Exercise task – Copy the data that follows exactly. Include no pictures.

Listing –
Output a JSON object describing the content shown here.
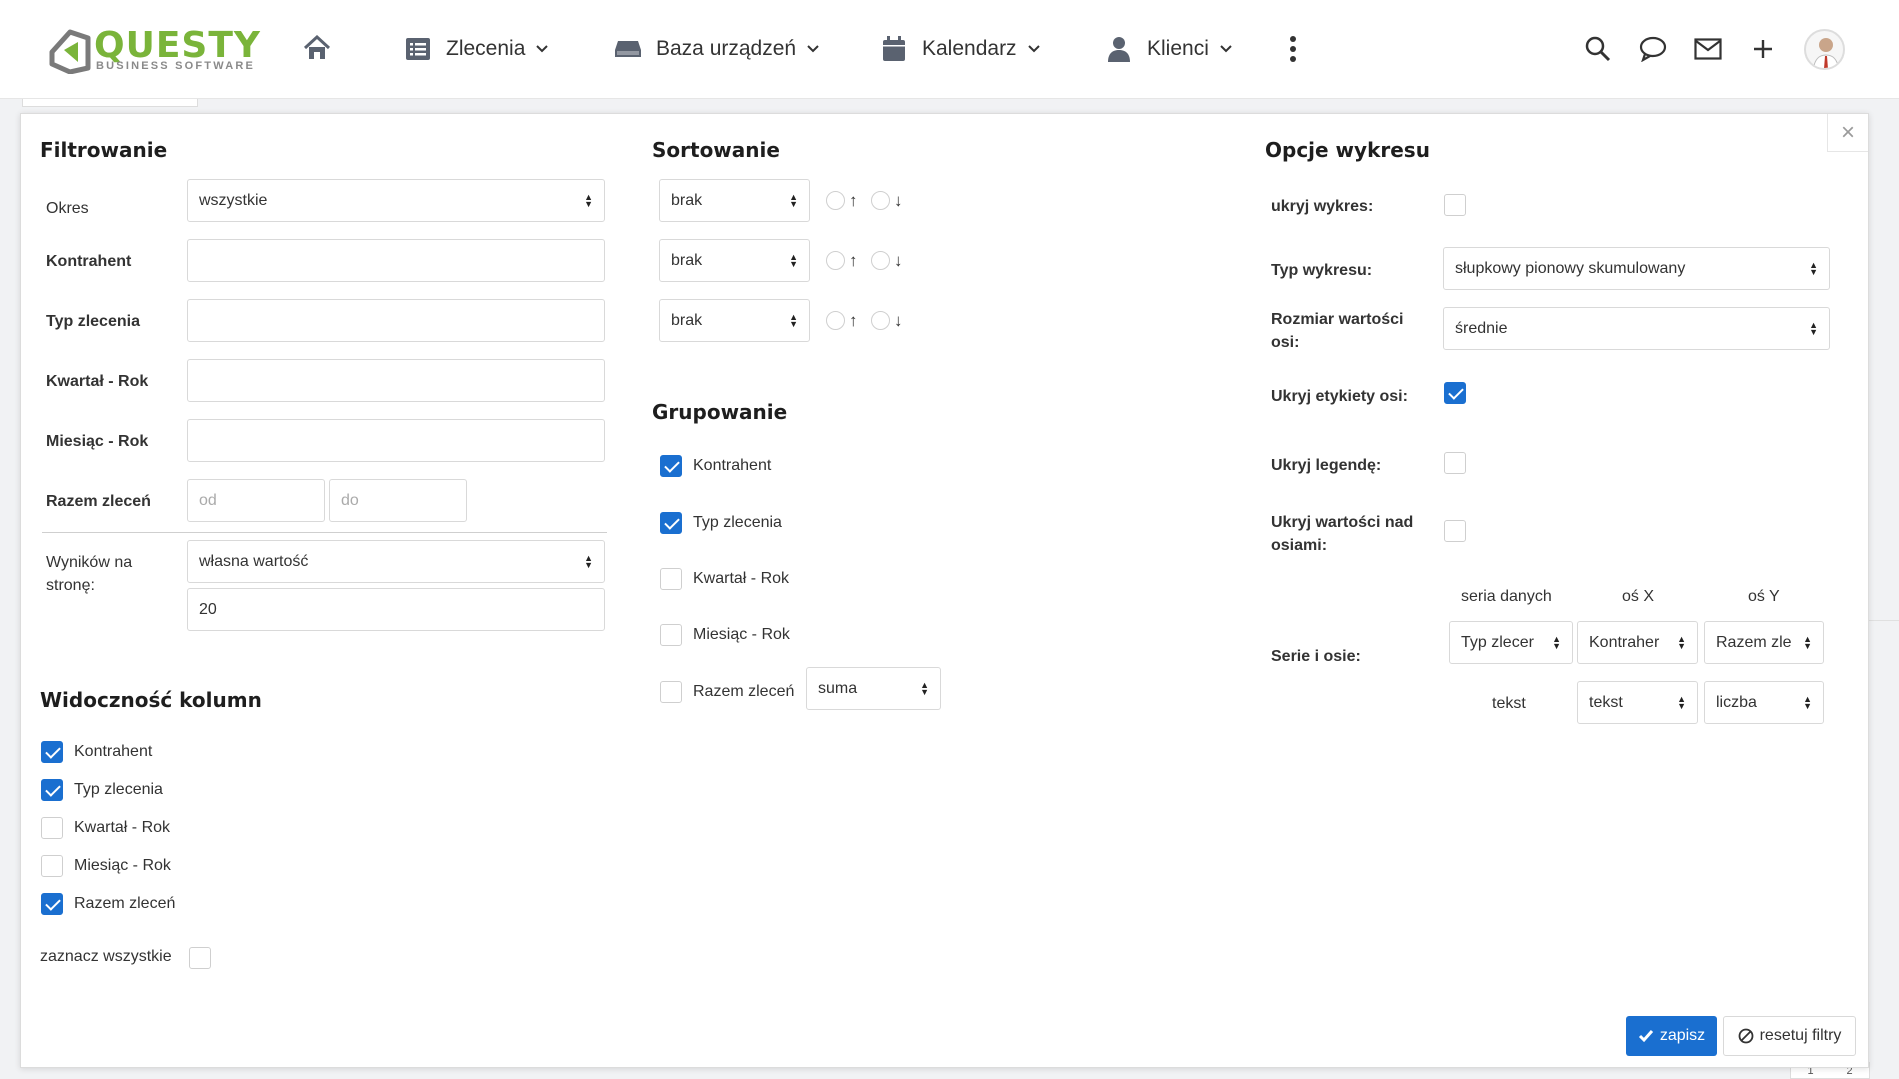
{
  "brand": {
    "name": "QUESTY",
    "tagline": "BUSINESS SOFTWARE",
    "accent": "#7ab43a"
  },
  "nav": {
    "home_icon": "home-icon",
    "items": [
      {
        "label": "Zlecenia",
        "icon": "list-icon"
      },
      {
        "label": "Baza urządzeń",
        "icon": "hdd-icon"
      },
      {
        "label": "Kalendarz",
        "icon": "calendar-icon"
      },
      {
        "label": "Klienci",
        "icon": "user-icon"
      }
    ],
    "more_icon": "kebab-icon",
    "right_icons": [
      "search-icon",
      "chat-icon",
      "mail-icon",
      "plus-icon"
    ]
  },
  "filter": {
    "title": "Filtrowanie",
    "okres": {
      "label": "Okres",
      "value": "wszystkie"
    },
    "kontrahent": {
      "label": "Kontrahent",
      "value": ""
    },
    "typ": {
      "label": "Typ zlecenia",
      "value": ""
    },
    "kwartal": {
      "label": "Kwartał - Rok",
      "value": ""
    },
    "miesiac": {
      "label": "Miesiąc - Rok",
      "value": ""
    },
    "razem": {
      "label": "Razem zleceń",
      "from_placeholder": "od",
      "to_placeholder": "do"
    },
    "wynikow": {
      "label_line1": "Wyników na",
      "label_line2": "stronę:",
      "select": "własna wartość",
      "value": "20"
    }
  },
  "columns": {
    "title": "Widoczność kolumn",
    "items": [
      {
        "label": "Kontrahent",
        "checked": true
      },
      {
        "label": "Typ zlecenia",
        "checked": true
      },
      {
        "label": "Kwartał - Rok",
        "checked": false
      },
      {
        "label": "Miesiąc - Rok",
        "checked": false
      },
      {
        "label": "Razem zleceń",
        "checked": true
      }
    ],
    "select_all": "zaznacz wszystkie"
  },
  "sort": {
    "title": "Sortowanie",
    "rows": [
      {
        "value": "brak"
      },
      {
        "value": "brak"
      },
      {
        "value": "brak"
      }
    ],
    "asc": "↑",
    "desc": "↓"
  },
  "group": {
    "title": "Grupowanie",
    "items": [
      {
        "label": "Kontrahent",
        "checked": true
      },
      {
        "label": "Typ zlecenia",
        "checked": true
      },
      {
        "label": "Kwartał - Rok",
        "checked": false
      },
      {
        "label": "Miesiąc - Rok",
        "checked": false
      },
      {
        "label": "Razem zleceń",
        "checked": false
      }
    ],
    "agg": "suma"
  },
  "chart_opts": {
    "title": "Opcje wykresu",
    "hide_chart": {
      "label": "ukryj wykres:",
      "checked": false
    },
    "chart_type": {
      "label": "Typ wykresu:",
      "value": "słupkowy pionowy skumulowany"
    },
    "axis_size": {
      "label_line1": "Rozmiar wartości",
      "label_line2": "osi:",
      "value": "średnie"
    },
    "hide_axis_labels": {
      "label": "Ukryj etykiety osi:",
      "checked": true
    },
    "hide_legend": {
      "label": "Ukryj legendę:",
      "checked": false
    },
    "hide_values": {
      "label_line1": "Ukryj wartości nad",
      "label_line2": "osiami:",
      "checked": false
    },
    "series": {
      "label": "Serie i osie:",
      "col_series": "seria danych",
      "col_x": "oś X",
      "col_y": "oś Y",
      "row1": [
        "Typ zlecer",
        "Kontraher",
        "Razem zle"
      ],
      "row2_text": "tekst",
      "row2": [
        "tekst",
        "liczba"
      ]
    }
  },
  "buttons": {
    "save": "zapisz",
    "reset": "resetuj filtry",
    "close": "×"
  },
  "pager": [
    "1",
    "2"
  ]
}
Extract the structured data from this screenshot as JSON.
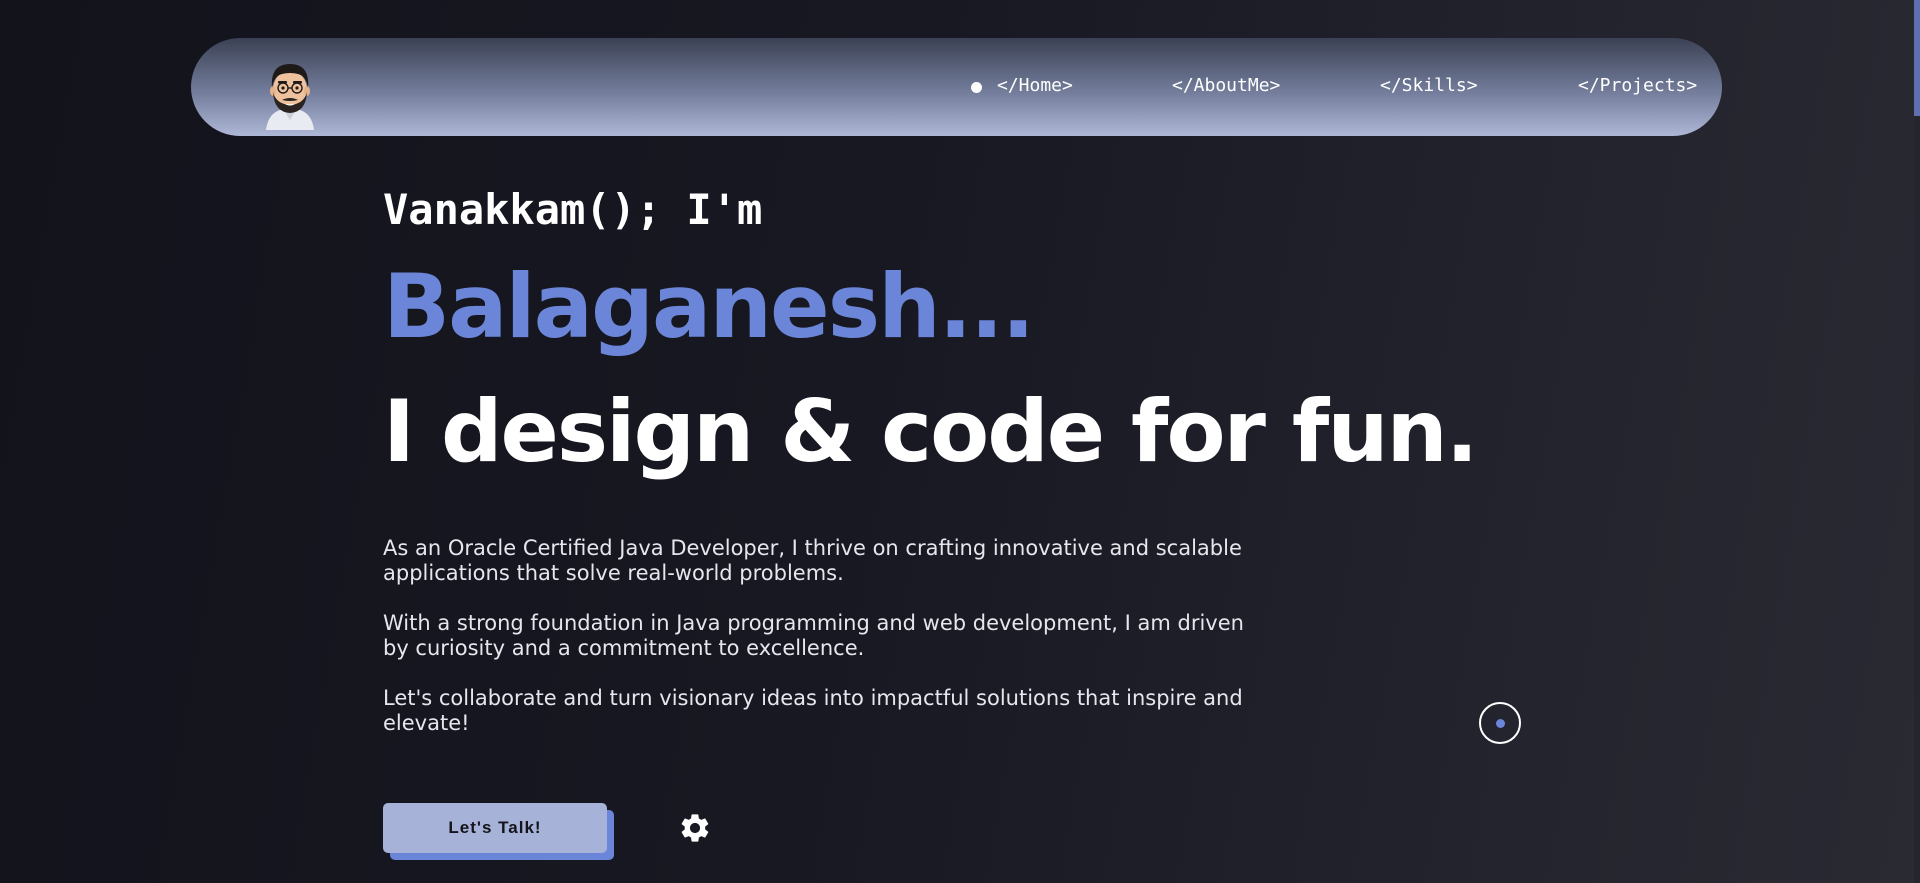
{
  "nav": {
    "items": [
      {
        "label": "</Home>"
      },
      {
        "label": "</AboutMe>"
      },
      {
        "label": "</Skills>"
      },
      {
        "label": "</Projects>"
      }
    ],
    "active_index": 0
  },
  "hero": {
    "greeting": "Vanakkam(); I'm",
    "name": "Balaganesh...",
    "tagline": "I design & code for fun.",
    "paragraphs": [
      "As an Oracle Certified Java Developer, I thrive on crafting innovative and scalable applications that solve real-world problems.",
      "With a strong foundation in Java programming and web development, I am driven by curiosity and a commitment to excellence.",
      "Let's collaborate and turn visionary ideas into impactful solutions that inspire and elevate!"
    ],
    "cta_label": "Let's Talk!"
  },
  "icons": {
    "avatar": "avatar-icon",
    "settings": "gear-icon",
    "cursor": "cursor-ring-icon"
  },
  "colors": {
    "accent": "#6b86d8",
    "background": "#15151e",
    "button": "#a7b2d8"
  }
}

The response –
Output a JSON object describing the content shown here.
{
  "brand": {
    "name": "QUESTY",
    "tagline": "BUSINESS SOFTWARE",
    "accent": "#7ab43a"
  },
  "nav": {
    "home_icon": "home-icon",
    "items": [
      {
        "label": "Zlecenia",
        "icon": "list-icon"
      },
      {
        "label": "Baza urządzeń",
        "icon": "hdd-icon"
      },
      {
        "label": "Kalendarz",
        "icon": "calendar-icon"
      },
      {
        "label": "Klienci",
        "icon": "user-icon"
      }
    ],
    "more_icon": "kebab-icon",
    "right_icons": [
      "search-icon",
      "chat-icon",
      "mail-icon",
      "plus-icon"
    ]
  },
  "filter": {
    "title": "Filtrowanie",
    "okres": {
      "label": "Okres",
      "value": "wszystkie"
    },
    "kontrahent": {
      "label": "Kontrahent",
      "value": ""
    },
    "typ": {
      "label": "Typ zlecenia",
      "value": ""
    },
    "kwartal": {
      "label": "Kwartał - Rok",
      "value": ""
    },
    "miesiac": {
      "label": "Miesiąc - Rok",
      "value": ""
    },
    "razem": {
      "label": "Razem zleceń",
      "from_placeholder": "od",
      "to_placeholder": "do"
    },
    "wynikow": {
      "label_line1": "Wyników na",
      "label_line2": "stronę:",
      "select": "własna wartość",
      "value": "20"
    }
  },
  "columns": {
    "title": "Widoczność kolumn",
    "items": [
      {
        "label": "Kontrahent",
        "checked": true
      },
      {
        "label": "Typ zlecenia",
        "checked": true
      },
      {
        "label": "Kwartał - Rok",
        "checked": false
      },
      {
        "label": "Miesiąc - Rok",
        "checked": false
      },
      {
        "label": "Razem zleceń",
        "checked": true
      }
    ],
    "select_all": "zaznacz wszystkie"
  },
  "sort": {
    "title": "Sortowanie",
    "rows": [
      {
        "value": "brak"
      },
      {
        "value": "brak"
      },
      {
        "value": "brak"
      }
    ],
    "asc": "↑",
    "desc": "↓"
  },
  "group": {
    "title": "Grupowanie",
    "items": [
      {
        "label": "Kontrahent",
        "checked": true
      },
      {
        "label": "Typ zlecenia",
        "checked": true
      },
      {
        "label": "Kwartał - Rok",
        "checked": false
      },
      {
        "label": "Miesiąc - Rok",
        "checked": false
      },
      {
        "label": "Razem zleceń",
        "checked": false
      }
    ],
    "agg": "suma"
  },
  "chart_opts": {
    "title": "Opcje wykresu",
    "hide_chart": {
      "label": "ukryj wykres:",
      "checked": false
    },
    "chart_type": {
      "label": "Typ wykresu:",
      "value": "słupkowy pionowy skumulowany"
    },
    "axis_size": {
      "label_line1": "Rozmiar wartości",
      "label_line2": "osi:",
      "value": "średnie"
    },
    "hide_axis_labels": {
      "label": "Ukryj etykiety osi:",
      "checked": true
    },
    "hide_legend": {
      "label": "Ukryj legendę:",
      "checked": false
    },
    "hide_values": {
      "label_line1": "Ukryj wartości nad",
      "label_line2": "osiami:",
      "checked": false
    },
    "series": {
      "label": "Serie i osie:",
      "col_series": "seria danych",
      "col_x": "oś X",
      "col_y": "oś Y",
      "row1": [
        "Typ zlecer",
        "Kontraher",
        "Razem zle"
      ],
      "row2_text": "tekst",
      "row2": [
        "tekst",
        "liczba"
      ]
    }
  },
  "buttons": {
    "save": "zapisz",
    "reset": "resetuj filtry",
    "close": "×"
  },
  "pager": [
    "1",
    "2"
  ]
}
Extract the structured data from this screenshot as JSON.
{
  "nav": {
    "items": [
      {
        "label": "</Home>"
      },
      {
        "label": "</AboutMe>"
      },
      {
        "label": "</Skills>"
      },
      {
        "label": "</Projects>"
      }
    ],
    "active_index": 0
  },
  "hero": {
    "greeting": "Vanakkam(); I'm",
    "name": "Balaganesh...",
    "tagline": "I design & code for fun.",
    "paragraphs": [
      "As an Oracle Certified Java Developer, I thrive on crafting innovative and scalable applications that solve real-world problems.",
      "With a strong foundation in Java programming and web development, I am driven by curiosity and a commitment to excellence.",
      "Let's collaborate and turn visionary ideas into impactful solutions that inspire and elevate!"
    ],
    "cta_label": "Let's Talk!"
  },
  "icons": {
    "avatar": "avatar-icon",
    "settings": "gear-icon",
    "cursor": "cursor-ring-icon"
  },
  "colors": {
    "accent": "#6b86d8",
    "background": "#15151e",
    "button": "#a7b2d8"
  }
}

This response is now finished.